__PROBLEM STATEMENT__:
Quote every line of the data below as it stands, omitting pictures.

__PROVIDED ENTRIES__:
— start —

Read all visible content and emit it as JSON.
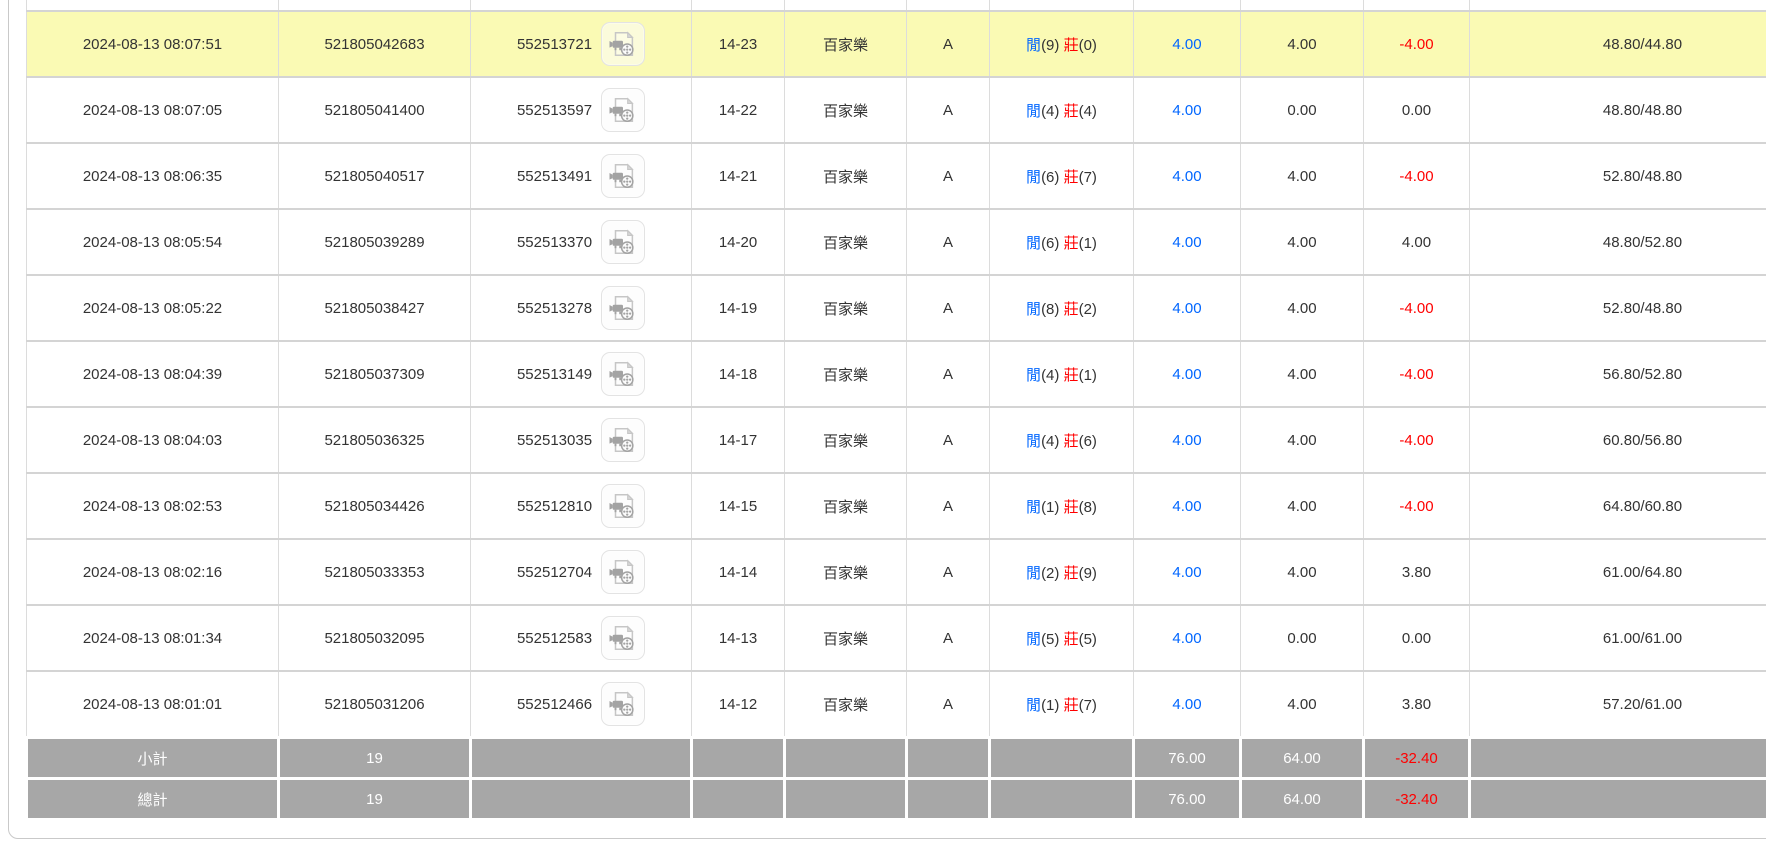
{
  "labels": {
    "player": "閒",
    "banker": "莊",
    "game": "百家樂",
    "subtotal": "小計",
    "total": "總計"
  },
  "colors": {
    "highlight_row": "#fafab4",
    "bet_link_blue": "#0066ff",
    "player_blue": "#0066ff",
    "banker_red": "#ff0000",
    "loss_red": "#ff0000",
    "footer_gray": "#a7a7a7",
    "text": "#333333"
  },
  "icons": {
    "replay": "video-replay-icon"
  },
  "table": {
    "rows": [
      {
        "time": "2024-08-13 08:07:51",
        "order_id": "521805042683",
        "round_id": "552513721",
        "shoe_round": "14-23",
        "game": "百家樂",
        "table": "A",
        "player_score": "(9)",
        "banker_score": "(0)",
        "bet": "4.00",
        "valid": "4.00",
        "winloss": "-4.00",
        "winloss_negative": true,
        "balance": "48.80/44.80",
        "highlighted": true
      },
      {
        "time": "2024-08-13 08:07:05",
        "order_id": "521805041400",
        "round_id": "552513597",
        "shoe_round": "14-22",
        "game": "百家樂",
        "table": "A",
        "player_score": "(4)",
        "banker_score": "(4)",
        "bet": "4.00",
        "valid": "0.00",
        "winloss": "0.00",
        "winloss_negative": false,
        "balance": "48.80/48.80",
        "highlighted": false
      },
      {
        "time": "2024-08-13 08:06:35",
        "order_id": "521805040517",
        "round_id": "552513491",
        "shoe_round": "14-21",
        "game": "百家樂",
        "table": "A",
        "player_score": "(6)",
        "banker_score": "(7)",
        "bet": "4.00",
        "valid": "4.00",
        "winloss": "-4.00",
        "winloss_negative": true,
        "balance": "52.80/48.80",
        "highlighted": false
      },
      {
        "time": "2024-08-13 08:05:54",
        "order_id": "521805039289",
        "round_id": "552513370",
        "shoe_round": "14-20",
        "game": "百家樂",
        "table": "A",
        "player_score": "(6)",
        "banker_score": "(1)",
        "bet": "4.00",
        "valid": "4.00",
        "winloss": "4.00",
        "winloss_negative": false,
        "balance": "48.80/52.80",
        "highlighted": false
      },
      {
        "time": "2024-08-13 08:05:22",
        "order_id": "521805038427",
        "round_id": "552513278",
        "shoe_round": "14-19",
        "game": "百家樂",
        "table": "A",
        "player_score": "(8)",
        "banker_score": "(2)",
        "bet": "4.00",
        "valid": "4.00",
        "winloss": "-4.00",
        "winloss_negative": true,
        "balance": "52.80/48.80",
        "highlighted": false
      },
      {
        "time": "2024-08-13 08:04:39",
        "order_id": "521805037309",
        "round_id": "552513149",
        "shoe_round": "14-18",
        "game": "百家樂",
        "table": "A",
        "player_score": "(4)",
        "banker_score": "(1)",
        "bet": "4.00",
        "valid": "4.00",
        "winloss": "-4.00",
        "winloss_negative": true,
        "balance": "56.80/52.80",
        "highlighted": false
      },
      {
        "time": "2024-08-13 08:04:03",
        "order_id": "521805036325",
        "round_id": "552513035",
        "shoe_round": "14-17",
        "game": "百家樂",
        "table": "A",
        "player_score": "(4)",
        "banker_score": "(6)",
        "bet": "4.00",
        "valid": "4.00",
        "winloss": "-4.00",
        "winloss_negative": true,
        "balance": "60.80/56.80",
        "highlighted": false
      },
      {
        "time": "2024-08-13 08:02:53",
        "order_id": "521805034426",
        "round_id": "552512810",
        "shoe_round": "14-15",
        "game": "百家樂",
        "table": "A",
        "player_score": "(1)",
        "banker_score": "(8)",
        "bet": "4.00",
        "valid": "4.00",
        "winloss": "-4.00",
        "winloss_negative": true,
        "balance": "64.80/60.80",
        "highlighted": false
      },
      {
        "time": "2024-08-13 08:02:16",
        "order_id": "521805033353",
        "round_id": "552512704",
        "shoe_round": "14-14",
        "game": "百家樂",
        "table": "A",
        "player_score": "(2)",
        "banker_score": "(9)",
        "bet": "4.00",
        "valid": "4.00",
        "winloss": "3.80",
        "winloss_negative": false,
        "balance": "61.00/64.80",
        "highlighted": false
      },
      {
        "time": "2024-08-13 08:01:34",
        "order_id": "521805032095",
        "round_id": "552512583",
        "shoe_round": "14-13",
        "game": "百家樂",
        "table": "A",
        "player_score": "(5)",
        "banker_score": "(5)",
        "bet": "4.00",
        "valid": "0.00",
        "winloss": "0.00",
        "winloss_negative": false,
        "balance": "61.00/61.00",
        "highlighted": false
      },
      {
        "time": "2024-08-13 08:01:01",
        "order_id": "521805031206",
        "round_id": "552512466",
        "shoe_round": "14-12",
        "game": "百家樂",
        "table": "A",
        "player_score": "(1)",
        "banker_score": "(7)",
        "bet": "4.00",
        "valid": "4.00",
        "winloss": "3.80",
        "winloss_negative": false,
        "balance": "57.20/61.00",
        "highlighted": false
      }
    ],
    "footer_rows": [
      {
        "label": "小計",
        "count": "19",
        "bet": "76.00",
        "valid": "64.00",
        "winloss": "-32.40",
        "winloss_negative": true
      },
      {
        "label": "總計",
        "count": "19",
        "bet": "76.00",
        "valid": "64.00",
        "winloss": "-32.40",
        "winloss_negative": true
      }
    ]
  }
}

— end —

__RESPONSE__:
Read all visible content and emit it as JSON.
{
  "labels": {
    "player": "閒",
    "banker": "莊",
    "game": "百家樂",
    "subtotal": "小計",
    "total": "總計"
  },
  "colors": {
    "highlight_row": "#fafab4",
    "bet_link_blue": "#0066ff",
    "player_blue": "#0066ff",
    "banker_red": "#ff0000",
    "loss_red": "#ff0000",
    "footer_gray": "#a7a7a7",
    "text": "#333333"
  },
  "icons": {
    "replay": "video-replay-icon"
  },
  "table": {
    "rows": [
      {
        "time": "2024-08-13 08:07:51",
        "order_id": "521805042683",
        "round_id": "552513721",
        "shoe_round": "14-23",
        "game": "百家樂",
        "table": "A",
        "player_score": "(9)",
        "banker_score": "(0)",
        "bet": "4.00",
        "valid": "4.00",
        "winloss": "-4.00",
        "winloss_negative": true,
        "balance": "48.80/44.80",
        "highlighted": true
      },
      {
        "time": "2024-08-13 08:07:05",
        "order_id": "521805041400",
        "round_id": "552513597",
        "shoe_round": "14-22",
        "game": "百家樂",
        "table": "A",
        "player_score": "(4)",
        "banker_score": "(4)",
        "bet": "4.00",
        "valid": "0.00",
        "winloss": "0.00",
        "winloss_negative": false,
        "balance": "48.80/48.80",
        "highlighted": false
      },
      {
        "time": "2024-08-13 08:06:35",
        "order_id": "521805040517",
        "round_id": "552513491",
        "shoe_round": "14-21",
        "game": "百家樂",
        "table": "A",
        "player_score": "(6)",
        "banker_score": "(7)",
        "bet": "4.00",
        "valid": "4.00",
        "winloss": "-4.00",
        "winloss_negative": true,
        "balance": "52.80/48.80",
        "highlighted": false
      },
      {
        "time": "2024-08-13 08:05:54",
        "order_id": "521805039289",
        "round_id": "552513370",
        "shoe_round": "14-20",
        "game": "百家樂",
        "table": "A",
        "player_score": "(6)",
        "banker_score": "(1)",
        "bet": "4.00",
        "valid": "4.00",
        "winloss": "4.00",
        "winloss_negative": false,
        "balance": "48.80/52.80",
        "highlighted": false
      },
      {
        "time": "2024-08-13 08:05:22",
        "order_id": "521805038427",
        "round_id": "552513278",
        "shoe_round": "14-19",
        "game": "百家樂",
        "table": "A",
        "player_score": "(8)",
        "banker_score": "(2)",
        "bet": "4.00",
        "valid": "4.00",
        "winloss": "-4.00",
        "winloss_negative": true,
        "balance": "52.80/48.80",
        "highlighted": false
      },
      {
        "time": "2024-08-13 08:04:39",
        "order_id": "521805037309",
        "round_id": "552513149",
        "shoe_round": "14-18",
        "game": "百家樂",
        "table": "A",
        "player_score": "(4)",
        "banker_score": "(1)",
        "bet": "4.00",
        "valid": "4.00",
        "winloss": "-4.00",
        "winloss_negative": true,
        "balance": "56.80/52.80",
        "highlighted": false
      },
      {
        "time": "2024-08-13 08:04:03",
        "order_id": "521805036325",
        "round_id": "552513035",
        "shoe_round": "14-17",
        "game": "百家樂",
        "table": "A",
        "player_score": "(4)",
        "banker_score": "(6)",
        "bet": "4.00",
        "valid": "4.00",
        "winloss": "-4.00",
        "winloss_negative": true,
        "balance": "60.80/56.80",
        "highlighted": false
      },
      {
        "time": "2024-08-13 08:02:53",
        "order_id": "521805034426",
        "round_id": "552512810",
        "shoe_round": "14-15",
        "game": "百家樂",
        "table": "A",
        "player_score": "(1)",
        "banker_score": "(8)",
        "bet": "4.00",
        "valid": "4.00",
        "winloss": "-4.00",
        "winloss_negative": true,
        "balance": "64.80/60.80",
        "highlighted": false
      },
      {
        "time": "2024-08-13 08:02:16",
        "order_id": "521805033353",
        "round_id": "552512704",
        "shoe_round": "14-14",
        "game": "百家樂",
        "table": "A",
        "player_score": "(2)",
        "banker_score": "(9)",
        "bet": "4.00",
        "valid": "4.00",
        "winloss": "3.80",
        "winloss_negative": false,
        "balance": "61.00/64.80",
        "highlighted": false
      },
      {
        "time": "2024-08-13 08:01:34",
        "order_id": "521805032095",
        "round_id": "552512583",
        "shoe_round": "14-13",
        "game": "百家樂",
        "table": "A",
        "player_score": "(5)",
        "banker_score": "(5)",
        "bet": "4.00",
        "valid": "0.00",
        "winloss": "0.00",
        "winloss_negative": false,
        "balance": "61.00/61.00",
        "highlighted": false
      },
      {
        "time": "2024-08-13 08:01:01",
        "order_id": "521805031206",
        "round_id": "552512466",
        "shoe_round": "14-12",
        "game": "百家樂",
        "table": "A",
        "player_score": "(1)",
        "banker_score": "(7)",
        "bet": "4.00",
        "valid": "4.00",
        "winloss": "3.80",
        "winloss_negative": false,
        "balance": "57.20/61.00",
        "highlighted": false
      }
    ],
    "footer_rows": [
      {
        "label": "小計",
        "count": "19",
        "bet": "76.00",
        "valid": "64.00",
        "winloss": "-32.40",
        "winloss_negative": true
      },
      {
        "label": "總計",
        "count": "19",
        "bet": "76.00",
        "valid": "64.00",
        "winloss": "-32.40",
        "winloss_negative": true
      }
    ]
  }
}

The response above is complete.